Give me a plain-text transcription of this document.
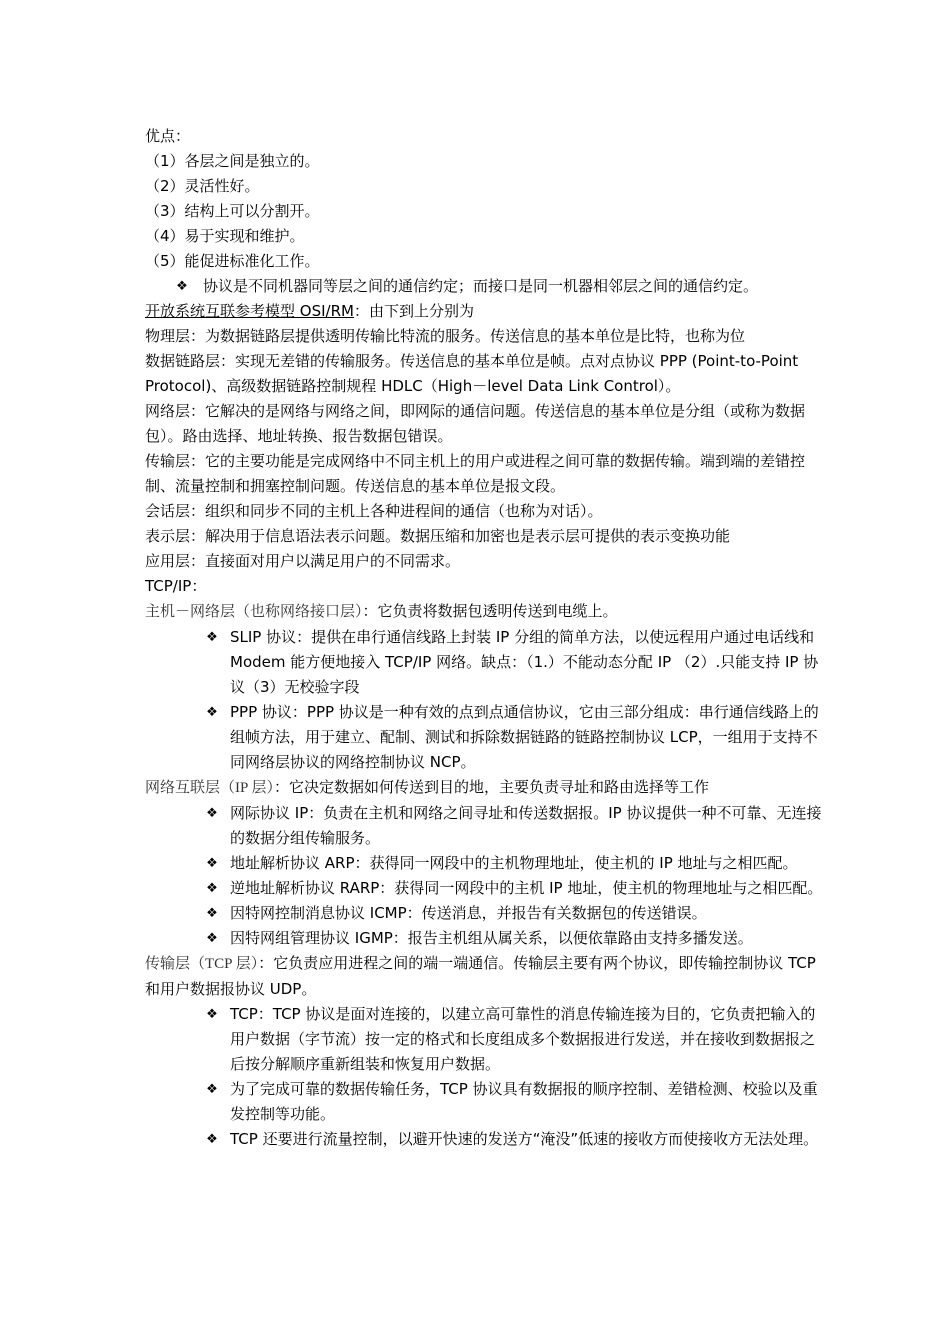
优点：

（1）各层之间是独立的。

（2）灵活性好。

（3）结构上可以分割开。

（4）易于实现和维护。

（5）能促进标准化工作。

❖	协议是不同机器同等层之间的通信约定；而接口是同一机器相邻层之间的通信约定。

开放系统互联参考模型 OSI/RM：由下到上分别为

物理层：为数据链路层提供透明传输比特流的服务。传送信息的基本单位是比特，也称为位

数据链路层：实现无差错的传输服务。传送信息的基本单位是帧。点对点协议 PPP (Point-to-Point Protocol)、高级数据链路控制规程 HDLC（High－level Data Link Control）。

网络层：它解决的是网络与网络之间，即网际的通信问题。传送信息的基本单位是分组（或称为数据包）。路由选择、地址转换、报告数据包错误。

传输层：它的主要功能是完成网络中不同主机上的用户或进程之间可靠的数据传输。端到端的差错控制、流量控制和拥塞控制问题。传送信息的基本单位是报文段。

会话层：组织和同步不同的主机上各种进程间的通信（也称为对话）。

表示层：解决用于信息语法表示问题。数据压缩和加密也是表示层可提供的表示变换功能

应用层：直接面对用户以满足用户的不同需求。

TCP/IP：

主机－网络层（也称网络接口层）：它负责将数据包透明传送到电缆上。

❖ SLIP 协议：提供在串行通信线路上封装 IP 分组的简单方法，以使远程用户通过电话线和 Modem 能方便地接入 TCP/IP 网络。缺点：（1.）不能动态分配 IP （2）.只能支持 IP 协议（3）无校验字段

❖ PPP 协议：PPP 协议是一种有效的点到点通信协议，它由三部分组成：串行通信线路上的组帧方法，用于建立、配制、测试和拆除数据链路的链路控制协议 LCP，一组用于支持不同网络层协议的网络控制协议 NCP。

网络互联层（IP 层）：它决定数据如何传送到目的地，主要负责寻址和路由选择等工作

❖ 网际协议 IP：负责在主机和网络之间寻址和传送数据报。IP 协议提供一种不可靠、无连接的数据分组传输服务。

❖ 地址解析协议 ARP：获得同一网段中的主机物理地址，使主机的 IP 地址与之相匹配。

❖ 逆地址解析协议 RARP：获得同一网段中的主机 IP 地址，使主机的物理地址与之相匹配。

❖ 因特网控制消息协议 ICMP：传送消息，并报告有关数据包的传送错误。

❖ 因特网组管理协议 IGMP：报告主机组从属关系，以便依靠路由支持多播发送。

传输层（TCP 层）：它负责应用进程之间的端一端通信。传输层主要有两个协议，即传输控制协议 TCP 和用户数据报协议 UDP。

❖ TCP：TCP 协议是面对连接的，以建立高可靠性的消息传输连接为目的，它负责把输入的用户数据（字节流）按一定的格式和长度组成多个数据报进行发送，并在接收到数据报之后按分解顺序重新组装和恢复用户数据。

❖ 为了完成可靠的数据传输任务，TCP 协议具有数据报的顺序控制、差错检测、校验以及重发控制等功能。

❖ TCP 还要进行流量控制，以避开快速的发送方“淹没”低速的接收方而使接收方无法处理。
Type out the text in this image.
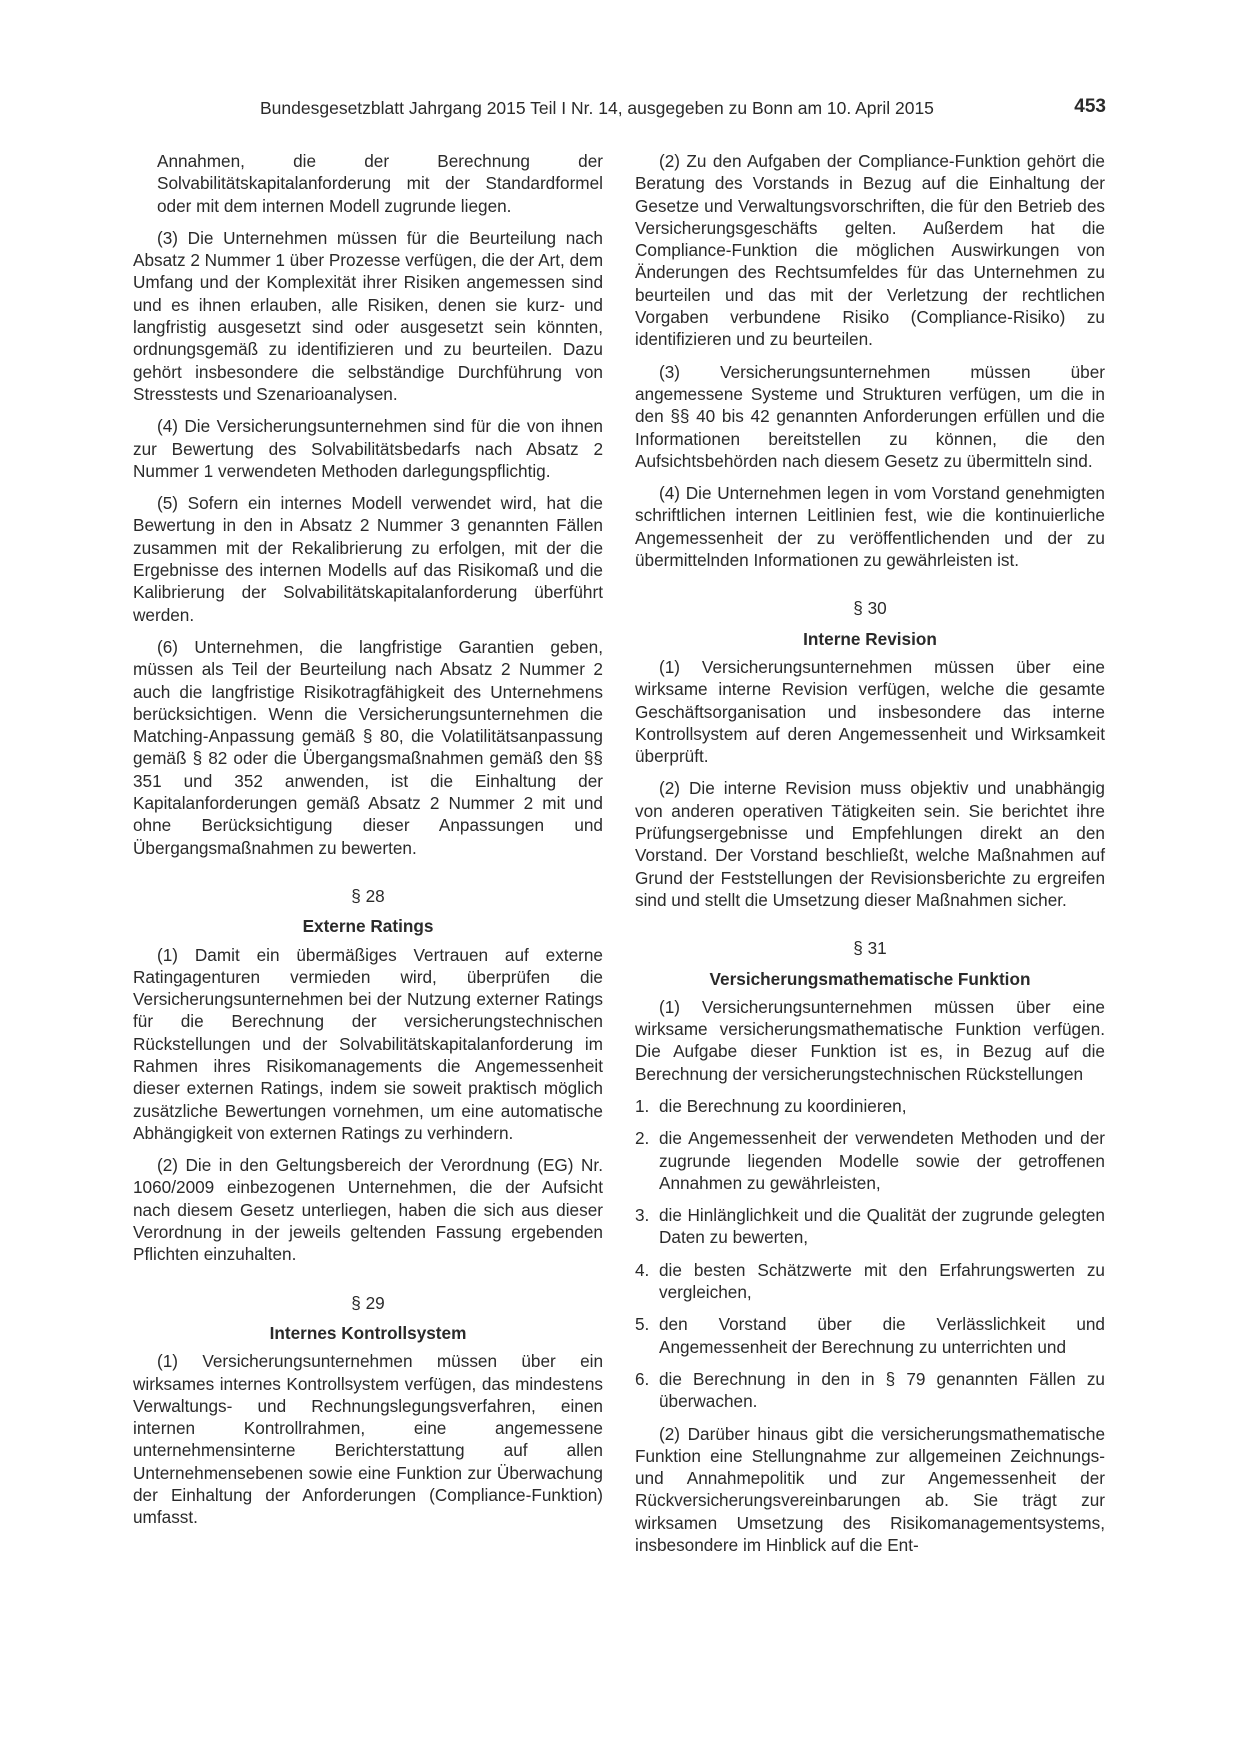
Bundesgesetzblatt Jahrgang 2015 Teil I Nr. 14, ausgegeben zu Bonn am 10. April 2015	453

Annahmen, die der Berechnung der Solvabilitätskapitalanforderung mit der Standardformel oder mit dem internen Modell zugrunde liegen.

(3) Die Unternehmen müssen für die Beurteilung nach Absatz 2 Nummer 1 über Prozesse verfügen, die der Art, dem Umfang und der Komplexität ihrer Risiken angemessen sind und es ihnen erlauben, alle Risiken, denen sie kurz- und langfristig ausgesetzt sind oder ausgesetzt sein könnten, ordnungsgemäß zu identifizieren und zu beurteilen. Dazu gehört insbesondere die selbständige Durchführung von Stresstests und Szenarioanalysen.

(4) Die Versicherungsunternehmen sind für die von ihnen zur Bewertung des Solvabilitätsbedarfs nach Absatz 2 Nummer 1 verwendeten Methoden darlegungspflichtig.

(5) Sofern ein internes Modell verwendet wird, hat die Bewertung in den in Absatz 2 Nummer 3 genannten Fällen zusammen mit der Rekalibrierung zu erfolgen, mit der die Ergebnisse des internen Modells auf das Risikomaß und die Kalibrierung der Solvabilitätskapitalanforderung überführt werden.

(6) Unternehmen, die langfristige Garantien geben, müssen als Teil der Beurteilung nach Absatz 2 Nummer 2 auch die langfristige Risikotragfähigkeit des Unternehmens berücksichtigen. Wenn die Versicherungsunternehmen die Matching-Anpassung gemäß § 80, die Volatilitätsanpassung gemäß § 82 oder die Übergangsmaßnahmen gemäß den §§ 351 und 352 anwenden, ist die Einhaltung der Kapitalanforderungen gemäß Absatz 2 Nummer 2 mit und ohne Berücksichtigung dieser Anpassungen und Übergangsmaßnahmen zu bewerten.

§ 28
Externe Ratings

(1) Damit ein übermäßiges Vertrauen auf externe Ratingagenturen vermieden wird, überprüfen die Versicherungsunternehmen bei der Nutzung externer Ratings für die Berechnung der versicherungstechnischen Rückstellungen und der Solvabilitätskapitalanforderung im Rahmen ihres Risikomanagements die Angemessenheit dieser externen Ratings, indem sie soweit praktisch möglich zusätzliche Bewertungen vornehmen, um eine automatische Abhängigkeit von externen Ratings zu verhindern.

(2) Die in den Geltungsbereich der Verordnung (EG) Nr. 1060/2009 einbezogenen Unternehmen, die der Aufsicht nach diesem Gesetz unterliegen, haben die sich aus dieser Verordnung in der jeweils geltenden Fassung ergebenden Pflichten einzuhalten.

§ 29
Internes Kontrollsystem

(1) Versicherungsunternehmen müssen über ein wirksames internes Kontrollsystem verfügen, das mindestens Verwaltungs- und Rechnungslegungsverfahren, einen internen Kontrollrahmen, eine angemessene unternehmensinterne Berichterstattung auf allen Unternehmensebenen sowie eine Funktion zur Überwachung der Einhaltung der Anforderungen (Compliance-Funktion) umfasst.

(2) Zu den Aufgaben der Compliance-Funktion gehört die Beratung des Vorstands in Bezug auf die Einhaltung der Gesetze und Verwaltungsvorschriften, die für den Betrieb des Versicherungsgeschäfts gelten. Außerdem hat die Compliance-Funktion die möglichen Auswirkungen von Änderungen des Rechtsumfeldes für das Unternehmen zu beurteilen und das mit der Verletzung der rechtlichen Vorgaben verbundene Risiko (Compliance-Risiko) zu identifizieren und zu beurteilen.

(3) Versicherungsunternehmen müssen über angemessene Systeme und Strukturen verfügen, um die in den §§ 40 bis 42 genannten Anforderungen erfüllen und die Informationen bereitstellen zu können, die den Aufsichtsbehörden nach diesem Gesetz zu übermitteln sind.

(4) Die Unternehmen legen in vom Vorstand genehmigten schriftlichen internen Leitlinien fest, wie die kontinuierliche Angemessenheit der zu veröffentlichenden und der zu übermittelnden Informationen zu gewährleisten ist.

§ 30
Interne Revision

(1) Versicherungsunternehmen müssen über eine wirksame interne Revision verfügen, welche die gesamte Geschäftsorganisation und insbesondere das interne Kontrollsystem auf deren Angemessenheit und Wirksamkeit überprüft.

(2) Die interne Revision muss objektiv und unabhängig von anderen operativen Tätigkeiten sein. Sie berichtet ihre Prüfungsergebnisse und Empfehlungen direkt an den Vorstand. Der Vorstand beschließt, welche Maßnahmen auf Grund der Feststellungen der Revisionsberichte zu ergreifen sind und stellt die Umsetzung dieser Maßnahmen sicher.

§ 31
Versicherungsmathematische Funktion

(1) Versicherungsunternehmen müssen über eine wirksame versicherungsmathematische Funktion verfügen. Die Aufgabe dieser Funktion ist es, in Bezug auf die Berechnung der versicherungstechnischen Rückstellungen

1. die Berechnung zu koordinieren,
2. die Angemessenheit der verwendeten Methoden und der zugrunde liegenden Modelle sowie der getroffenen Annahmen zu gewährleisten,
3. die Hinlänglichkeit und die Qualität der zugrunde gelegten Daten zu bewerten,
4. die besten Schätzwerte mit den Erfahrungswerten zu vergleichen,
5. den Vorstand über die Verlässlichkeit und Angemessenheit der Berechnung zu unterrichten und
6. die Berechnung in den in § 79 genannten Fällen zu überwachen.

(2) Darüber hinaus gibt die versicherungsmathematische Funktion eine Stellungnahme zur allgemeinen Zeichnungs- und Annahmepolitik und zur Angemessenheit der Rückversicherungsvereinbarungen ab. Sie trägt zur wirksamen Umsetzung des Risikomanagementsystems, insbesondere im Hinblick auf die Ent-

### [Stated task]
Reply with the number of lines in the data that include the string "Annahmen" and nothing else.

### [Reply]
2